Work required — Write out all the lines again, precisely as they stand, but without the images.

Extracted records

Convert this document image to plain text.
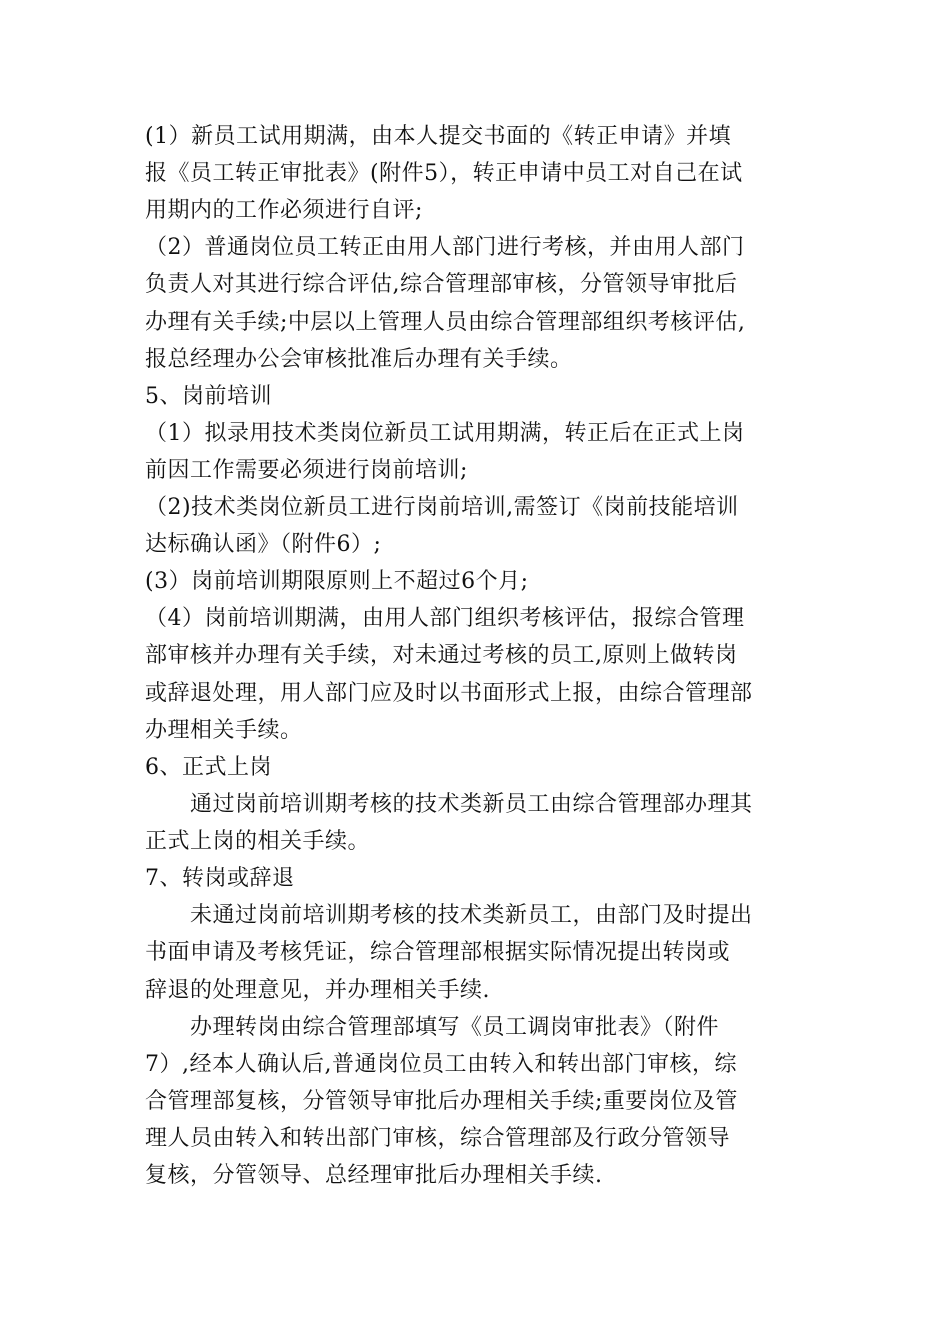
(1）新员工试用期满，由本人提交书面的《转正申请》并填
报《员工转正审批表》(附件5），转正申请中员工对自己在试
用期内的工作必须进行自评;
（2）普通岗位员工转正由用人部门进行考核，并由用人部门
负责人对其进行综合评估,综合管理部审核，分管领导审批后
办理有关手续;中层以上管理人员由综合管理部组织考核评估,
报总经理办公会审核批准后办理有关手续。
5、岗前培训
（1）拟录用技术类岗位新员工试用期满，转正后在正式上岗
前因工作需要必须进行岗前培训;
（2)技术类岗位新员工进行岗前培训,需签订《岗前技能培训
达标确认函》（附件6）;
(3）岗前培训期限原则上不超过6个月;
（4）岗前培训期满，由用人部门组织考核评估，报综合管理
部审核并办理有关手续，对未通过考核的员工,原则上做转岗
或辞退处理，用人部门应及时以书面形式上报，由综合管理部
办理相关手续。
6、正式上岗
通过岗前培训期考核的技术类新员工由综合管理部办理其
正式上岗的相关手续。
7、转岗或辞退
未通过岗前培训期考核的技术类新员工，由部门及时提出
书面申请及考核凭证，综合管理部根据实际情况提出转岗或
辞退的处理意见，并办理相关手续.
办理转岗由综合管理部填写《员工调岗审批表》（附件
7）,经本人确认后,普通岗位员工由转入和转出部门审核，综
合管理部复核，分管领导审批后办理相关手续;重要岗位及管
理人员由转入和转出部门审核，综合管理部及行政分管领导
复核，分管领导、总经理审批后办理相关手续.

Task solution —
Convert this document image to plain text.
(1）新员工试用期满，由本人提交书面的《转正申请》并填
报《员工转正审批表》(附件5），转正申请中员工对自己在试
用期内的工作必须进行自评;
（2）普通岗位员工转正由用人部门进行考核，并由用人部门
负责人对其进行综合评估,综合管理部审核，分管领导审批后
办理有关手续;中层以上管理人员由综合管理部组织考核评估,
报总经理办公会审核批准后办理有关手续。
5、岗前培训
（1）拟录用技术类岗位新员工试用期满，转正后在正式上岗
前因工作需要必须进行岗前培训;
（2)技术类岗位新员工进行岗前培训,需签订《岗前技能培训
达标确认函》（附件6）;
(3）岗前培训期限原则上不超过6个月;
（4）岗前培训期满，由用人部门组织考核评估，报综合管理
部审核并办理有关手续，对未通过考核的员工,原则上做转岗
或辞退处理，用人部门应及时以书面形式上报，由综合管理部
办理相关手续。
6、正式上岗
通过岗前培训期考核的技术类新员工由综合管理部办理其
正式上岗的相关手续。
7、转岗或辞退
未通过岗前培训期考核的技术类新员工，由部门及时提出
书面申请及考核凭证，综合管理部根据实际情况提出转岗或
辞退的处理意见，并办理相关手续.
办理转岗由综合管理部填写《员工调岗审批表》（附件
7）,经本人确认后,普通岗位员工由转入和转出部门审核，综
合管理部复核，分管领导审批后办理相关手续;重要岗位及管
理人员由转入和转出部门审核，综合管理部及行政分管领导
复核，分管领导、总经理审批后办理相关手续.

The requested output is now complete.